- Work to do -
Print all the data, keeping every line exactly as it is.

- Data to use -
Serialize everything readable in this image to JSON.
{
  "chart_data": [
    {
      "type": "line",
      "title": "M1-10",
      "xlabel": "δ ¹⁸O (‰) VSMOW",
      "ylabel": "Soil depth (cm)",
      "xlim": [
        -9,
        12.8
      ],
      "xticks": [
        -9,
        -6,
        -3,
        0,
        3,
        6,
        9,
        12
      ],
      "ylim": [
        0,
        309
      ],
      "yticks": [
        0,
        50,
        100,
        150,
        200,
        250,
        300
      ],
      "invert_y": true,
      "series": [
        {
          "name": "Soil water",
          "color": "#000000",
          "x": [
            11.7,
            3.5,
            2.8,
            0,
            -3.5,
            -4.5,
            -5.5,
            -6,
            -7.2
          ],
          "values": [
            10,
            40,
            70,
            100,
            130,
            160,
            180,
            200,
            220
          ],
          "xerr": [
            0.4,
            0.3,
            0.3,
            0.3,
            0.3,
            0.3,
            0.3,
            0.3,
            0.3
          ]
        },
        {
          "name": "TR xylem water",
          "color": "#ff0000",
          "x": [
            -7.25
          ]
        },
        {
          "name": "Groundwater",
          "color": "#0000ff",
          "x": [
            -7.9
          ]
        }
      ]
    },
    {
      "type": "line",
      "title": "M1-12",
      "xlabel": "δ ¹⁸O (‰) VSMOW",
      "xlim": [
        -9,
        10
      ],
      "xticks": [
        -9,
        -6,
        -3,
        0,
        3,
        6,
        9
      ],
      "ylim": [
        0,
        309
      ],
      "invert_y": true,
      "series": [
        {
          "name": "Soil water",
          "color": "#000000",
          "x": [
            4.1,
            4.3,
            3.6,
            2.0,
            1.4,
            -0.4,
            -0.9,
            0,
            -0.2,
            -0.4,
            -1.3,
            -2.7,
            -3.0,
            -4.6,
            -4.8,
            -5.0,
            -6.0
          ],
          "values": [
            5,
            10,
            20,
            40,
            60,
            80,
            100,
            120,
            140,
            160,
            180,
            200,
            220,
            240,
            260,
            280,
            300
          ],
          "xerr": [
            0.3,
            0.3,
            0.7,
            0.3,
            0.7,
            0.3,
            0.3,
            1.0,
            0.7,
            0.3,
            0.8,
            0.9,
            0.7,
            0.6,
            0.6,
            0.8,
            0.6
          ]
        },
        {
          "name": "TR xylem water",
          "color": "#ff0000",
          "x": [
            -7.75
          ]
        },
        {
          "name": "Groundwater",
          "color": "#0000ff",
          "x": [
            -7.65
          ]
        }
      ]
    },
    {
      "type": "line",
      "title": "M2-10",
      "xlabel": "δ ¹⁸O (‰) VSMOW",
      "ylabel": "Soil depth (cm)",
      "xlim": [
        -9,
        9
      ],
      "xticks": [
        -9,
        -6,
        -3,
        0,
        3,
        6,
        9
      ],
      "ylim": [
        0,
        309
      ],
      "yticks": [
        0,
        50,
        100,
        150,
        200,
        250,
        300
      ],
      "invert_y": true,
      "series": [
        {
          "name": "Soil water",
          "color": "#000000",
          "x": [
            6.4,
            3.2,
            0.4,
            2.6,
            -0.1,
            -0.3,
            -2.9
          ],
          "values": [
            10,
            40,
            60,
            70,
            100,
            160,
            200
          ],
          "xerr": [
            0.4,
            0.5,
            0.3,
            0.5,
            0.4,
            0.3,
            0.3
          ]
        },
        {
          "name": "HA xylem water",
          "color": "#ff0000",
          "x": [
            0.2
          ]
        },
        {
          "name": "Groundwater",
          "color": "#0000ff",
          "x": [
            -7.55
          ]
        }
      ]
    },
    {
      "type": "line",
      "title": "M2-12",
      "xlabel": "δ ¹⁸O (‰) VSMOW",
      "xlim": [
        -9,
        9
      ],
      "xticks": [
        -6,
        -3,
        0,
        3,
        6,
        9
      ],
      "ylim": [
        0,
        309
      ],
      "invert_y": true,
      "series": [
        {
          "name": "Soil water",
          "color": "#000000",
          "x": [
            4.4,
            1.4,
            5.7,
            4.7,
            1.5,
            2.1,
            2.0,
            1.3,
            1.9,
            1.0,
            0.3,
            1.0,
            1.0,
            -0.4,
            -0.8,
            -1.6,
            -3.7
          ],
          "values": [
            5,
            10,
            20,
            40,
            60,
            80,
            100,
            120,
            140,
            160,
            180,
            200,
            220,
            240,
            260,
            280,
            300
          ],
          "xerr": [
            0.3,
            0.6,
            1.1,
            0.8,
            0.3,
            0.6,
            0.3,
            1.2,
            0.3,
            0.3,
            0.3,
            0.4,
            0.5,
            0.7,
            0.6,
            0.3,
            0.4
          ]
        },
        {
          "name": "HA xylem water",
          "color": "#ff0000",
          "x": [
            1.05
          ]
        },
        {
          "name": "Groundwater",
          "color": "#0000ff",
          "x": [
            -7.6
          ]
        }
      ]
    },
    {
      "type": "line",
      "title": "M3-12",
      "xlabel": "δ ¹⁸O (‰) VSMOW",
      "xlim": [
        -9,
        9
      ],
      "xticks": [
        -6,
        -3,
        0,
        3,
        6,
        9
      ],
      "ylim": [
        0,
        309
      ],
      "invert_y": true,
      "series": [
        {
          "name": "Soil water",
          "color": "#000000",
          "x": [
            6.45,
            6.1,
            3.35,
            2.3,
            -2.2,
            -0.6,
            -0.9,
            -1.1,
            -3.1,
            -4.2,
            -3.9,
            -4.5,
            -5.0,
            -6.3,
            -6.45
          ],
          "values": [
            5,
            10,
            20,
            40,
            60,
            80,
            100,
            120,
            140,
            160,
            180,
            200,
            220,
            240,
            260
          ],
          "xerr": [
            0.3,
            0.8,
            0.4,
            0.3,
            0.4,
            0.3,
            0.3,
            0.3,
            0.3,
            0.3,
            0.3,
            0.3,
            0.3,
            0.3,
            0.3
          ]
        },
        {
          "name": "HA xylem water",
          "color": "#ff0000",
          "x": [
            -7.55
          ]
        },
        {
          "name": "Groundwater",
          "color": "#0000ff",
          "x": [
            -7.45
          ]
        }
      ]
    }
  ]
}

- Correct answer -
Serialize everything readable in this image to JSON.
{
  "chart_data": [
    {
      "type": "line",
      "title": "M1-10",
      "xlabel": "δ ¹⁸O (‰) VSMOW",
      "ylabel": "Soil depth (cm)",
      "xlim": [
        -9,
        12.8
      ],
      "xticks": [
        -9,
        -6,
        -3,
        0,
        3,
        6,
        9,
        12
      ],
      "ylim": [
        0,
        309
      ],
      "yticks": [
        0,
        50,
        100,
        150,
        200,
        250,
        300
      ],
      "invert_y": true,
      "series": [
        {
          "name": "Soil water",
          "color": "#000000",
          "x": [
            11.7,
            3.5,
            2.8,
            0,
            -3.5,
            -4.5,
            -5.5,
            -6,
            -7.2
          ],
          "values": [
            10,
            40,
            70,
            100,
            130,
            160,
            180,
            200,
            220
          ],
          "xerr": [
            0.4,
            0.3,
            0.3,
            0.3,
            0.3,
            0.3,
            0.3,
            0.3,
            0.3
          ]
        },
        {
          "name": "TR xylem water",
          "color": "#ff0000",
          "x": [
            -7.25
          ]
        },
        {
          "name": "Groundwater",
          "color": "#0000ff",
          "x": [
            -7.9
          ]
        }
      ]
    },
    {
      "type": "line",
      "title": "M1-12",
      "xlabel": "δ ¹⁸O (‰) VSMOW",
      "xlim": [
        -9,
        10
      ],
      "xticks": [
        -9,
        -6,
        -3,
        0,
        3,
        6,
        9
      ],
      "ylim": [
        0,
        309
      ],
      "invert_y": true,
      "series": [
        {
          "name": "Soil water",
          "color": "#000000",
          "x": [
            4.1,
            4.3,
            3.6,
            2.0,
            1.4,
            -0.4,
            -0.9,
            0,
            -0.2,
            -0.4,
            -1.3,
            -2.7,
            -3.0,
            -4.6,
            -4.8,
            -5.0,
            -6.0
          ],
          "values": [
            5,
            10,
            20,
            40,
            60,
            80,
            100,
            120,
            140,
            160,
            180,
            200,
            220,
            240,
            260,
            280,
            300
          ],
          "xerr": [
            0.3,
            0.3,
            0.7,
            0.3,
            0.7,
            0.3,
            0.3,
            1.0,
            0.7,
            0.3,
            0.8,
            0.9,
            0.7,
            0.6,
            0.6,
            0.8,
            0.6
          ]
        },
        {
          "name": "TR xylem water",
          "color": "#ff0000",
          "x": [
            -7.75
          ]
        },
        {
          "name": "Groundwater",
          "color": "#0000ff",
          "x": [
            -7.65
          ]
        }
      ]
    },
    {
      "type": "line",
      "title": "M2-10",
      "xlabel": "δ ¹⁸O (‰) VSMOW",
      "ylabel": "Soil depth (cm)",
      "xlim": [
        -9,
        9
      ],
      "xticks": [
        -9,
        -6,
        -3,
        0,
        3,
        6,
        9
      ],
      "ylim": [
        0,
        309
      ],
      "yticks": [
        0,
        50,
        100,
        150,
        200,
        250,
        300
      ],
      "invert_y": true,
      "series": [
        {
          "name": "Soil water",
          "color": "#000000",
          "x": [
            6.4,
            3.2,
            0.4,
            2.6,
            -0.1,
            -0.3,
            -2.9
          ],
          "values": [
            10,
            40,
            60,
            70,
            100,
            160,
            200
          ],
          "xerr": [
            0.4,
            0.5,
            0.3,
            0.5,
            0.4,
            0.3,
            0.3
          ]
        },
        {
          "name": "HA xylem water",
          "color": "#ff0000",
          "x": [
            0.2
          ]
        },
        {
          "name": "Groundwater",
          "color": "#0000ff",
          "x": [
            -7.55
          ]
        }
      ]
    },
    {
      "type": "line",
      "title": "M2-12",
      "xlabel": "δ ¹⁸O (‰) VSMOW",
      "xlim": [
        -9,
        9
      ],
      "xticks": [
        -6,
        -3,
        0,
        3,
        6,
        9
      ],
      "ylim": [
        0,
        309
      ],
      "invert_y": true,
      "series": [
        {
          "name": "Soil water",
          "color": "#000000",
          "x": [
            4.4,
            1.4,
            5.7,
            4.7,
            1.5,
            2.1,
            2.0,
            1.3,
            1.9,
            1.0,
            0.3,
            1.0,
            1.0,
            -0.4,
            -0.8,
            -1.6,
            -3.7
          ],
          "values": [
            5,
            10,
            20,
            40,
            60,
            80,
            100,
            120,
            140,
            160,
            180,
            200,
            220,
            240,
            260,
            280,
            300
          ],
          "xerr": [
            0.3,
            0.6,
            1.1,
            0.8,
            0.3,
            0.6,
            0.3,
            1.2,
            0.3,
            0.3,
            0.3,
            0.4,
            0.5,
            0.7,
            0.6,
            0.3,
            0.4
          ]
        },
        {
          "name": "HA xylem water",
          "color": "#ff0000",
          "x": [
            1.05
          ]
        },
        {
          "name": "Groundwater",
          "color": "#0000ff",
          "x": [
            -7.6
          ]
        }
      ]
    },
    {
      "type": "line",
      "title": "M3-12",
      "xlabel": "δ ¹⁸O (‰) VSMOW",
      "xlim": [
        -9,
        9
      ],
      "xticks": [
        -6,
        -3,
        0,
        3,
        6,
        9
      ],
      "ylim": [
        0,
        309
      ],
      "invert_y": true,
      "series": [
        {
          "name": "Soil water",
          "color": "#000000",
          "x": [
            6.45,
            6.1,
            3.35,
            2.3,
            -2.2,
            -0.6,
            -0.9,
            -1.1,
            -3.1,
            -4.2,
            -3.9,
            -4.5,
            -5.0,
            -6.3,
            -6.45
          ],
          "values": [
            5,
            10,
            20,
            40,
            60,
            80,
            100,
            120,
            140,
            160,
            180,
            200,
            220,
            240,
            260
          ],
          "xerr": [
            0.3,
            0.8,
            0.4,
            0.3,
            0.4,
            0.3,
            0.3,
            0.3,
            0.3,
            0.3,
            0.3,
            0.3,
            0.3,
            0.3,
            0.3
          ]
        },
        {
          "name": "HA xylem water",
          "color": "#ff0000",
          "x": [
            -7.55
          ]
        },
        {
          "name": "Groundwater",
          "color": "#0000ff",
          "x": [
            -7.45
          ]
        }
      ]
    }
  ]
}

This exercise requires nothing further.